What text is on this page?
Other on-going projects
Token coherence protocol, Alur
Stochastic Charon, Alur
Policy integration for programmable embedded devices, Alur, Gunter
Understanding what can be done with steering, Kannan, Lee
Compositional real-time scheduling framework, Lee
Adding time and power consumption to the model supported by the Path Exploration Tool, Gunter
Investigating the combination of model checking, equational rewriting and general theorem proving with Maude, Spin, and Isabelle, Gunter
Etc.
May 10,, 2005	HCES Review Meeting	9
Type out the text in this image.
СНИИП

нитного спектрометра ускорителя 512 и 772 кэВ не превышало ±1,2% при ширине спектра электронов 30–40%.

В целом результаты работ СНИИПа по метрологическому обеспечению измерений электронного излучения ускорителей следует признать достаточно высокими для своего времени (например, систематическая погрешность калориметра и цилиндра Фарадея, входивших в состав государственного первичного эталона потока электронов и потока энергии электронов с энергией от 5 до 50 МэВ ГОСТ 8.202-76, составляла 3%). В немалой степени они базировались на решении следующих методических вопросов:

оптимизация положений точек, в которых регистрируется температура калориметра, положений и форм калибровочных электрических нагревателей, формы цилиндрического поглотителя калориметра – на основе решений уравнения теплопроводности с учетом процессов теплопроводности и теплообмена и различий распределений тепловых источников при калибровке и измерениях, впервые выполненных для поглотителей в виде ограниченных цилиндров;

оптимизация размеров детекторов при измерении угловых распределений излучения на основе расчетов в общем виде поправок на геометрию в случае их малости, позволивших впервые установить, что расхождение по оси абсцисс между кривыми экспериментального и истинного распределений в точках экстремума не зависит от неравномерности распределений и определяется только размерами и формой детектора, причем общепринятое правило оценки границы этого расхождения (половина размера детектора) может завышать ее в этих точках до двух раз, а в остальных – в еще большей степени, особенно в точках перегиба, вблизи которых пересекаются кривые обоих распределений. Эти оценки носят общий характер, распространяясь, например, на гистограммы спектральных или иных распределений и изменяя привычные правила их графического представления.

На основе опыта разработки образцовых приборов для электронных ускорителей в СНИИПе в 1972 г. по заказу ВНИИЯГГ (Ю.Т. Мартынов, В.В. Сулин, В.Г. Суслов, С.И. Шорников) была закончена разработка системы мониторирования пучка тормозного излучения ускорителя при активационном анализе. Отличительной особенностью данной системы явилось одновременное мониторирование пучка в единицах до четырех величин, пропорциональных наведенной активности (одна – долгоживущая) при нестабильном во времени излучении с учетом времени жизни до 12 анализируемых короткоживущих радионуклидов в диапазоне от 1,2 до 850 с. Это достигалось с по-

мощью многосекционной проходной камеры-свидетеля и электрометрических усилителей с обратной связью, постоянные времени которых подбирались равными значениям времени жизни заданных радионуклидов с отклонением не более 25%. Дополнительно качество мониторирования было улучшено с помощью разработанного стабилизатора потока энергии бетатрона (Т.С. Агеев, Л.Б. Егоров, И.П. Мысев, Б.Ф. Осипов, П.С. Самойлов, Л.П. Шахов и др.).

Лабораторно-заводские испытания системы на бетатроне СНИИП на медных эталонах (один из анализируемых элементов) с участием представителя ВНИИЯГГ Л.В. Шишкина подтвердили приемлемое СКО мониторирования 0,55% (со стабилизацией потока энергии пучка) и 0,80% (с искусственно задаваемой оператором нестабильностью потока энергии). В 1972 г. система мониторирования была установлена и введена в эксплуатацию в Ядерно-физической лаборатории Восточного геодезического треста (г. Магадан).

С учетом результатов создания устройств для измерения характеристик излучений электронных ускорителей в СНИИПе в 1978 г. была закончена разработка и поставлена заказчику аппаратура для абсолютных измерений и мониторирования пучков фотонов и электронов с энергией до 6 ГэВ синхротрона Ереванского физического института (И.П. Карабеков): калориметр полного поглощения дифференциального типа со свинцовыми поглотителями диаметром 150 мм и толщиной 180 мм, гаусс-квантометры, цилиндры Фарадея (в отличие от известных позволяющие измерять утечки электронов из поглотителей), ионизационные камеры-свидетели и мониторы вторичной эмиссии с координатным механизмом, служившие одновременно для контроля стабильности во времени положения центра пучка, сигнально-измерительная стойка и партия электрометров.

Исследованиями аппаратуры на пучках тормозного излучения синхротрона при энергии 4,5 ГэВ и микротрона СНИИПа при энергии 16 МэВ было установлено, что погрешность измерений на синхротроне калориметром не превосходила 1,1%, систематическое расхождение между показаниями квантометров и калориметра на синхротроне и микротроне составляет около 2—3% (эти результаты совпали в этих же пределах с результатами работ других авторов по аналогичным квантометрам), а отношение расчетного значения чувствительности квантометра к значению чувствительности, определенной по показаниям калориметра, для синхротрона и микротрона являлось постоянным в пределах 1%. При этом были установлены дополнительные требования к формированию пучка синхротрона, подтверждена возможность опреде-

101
....
Out of the material above, select every line that holds the string "оптимизация".

оптимизация положений точек, в которых регистрируется температура калориметра, положений и форм калибровочных электрических нагревателей, формы цилиндрического поглотителя калориметра – на основе решений уравнения теплопроводности с учетом процессов теплопроводности и теплообмена и различий распределений тепловых источников при калибровке и измерениях, впервые выполненных для поглотителей в виде ограниченных цилиндров;
оптимизация размеров детекторов при измерении угловых распределений излучения на основе расчетов в общем виде поправок на геометрию в случае их малости, позволивших впервые установить, что расхождение по оси абсцисс между кривыми экспериментального и истинного распределений в точках экстремума не зависит от неравномерности распределений и определяется только размерами и формой детектора, причем общепринятое правило оценки границы этого расхождения (половина размера детектора) может завышать ее в этих точках до двух раз, а в остальных – в еще большей степени, особенно в точках перегиба, вблизи которых пересекаются кривые обоих распределений. Эти оценки носят общий характер, распространяясь, например, на гистограммы спектральных или иных распределений и изменяя привычные правила их графического представления.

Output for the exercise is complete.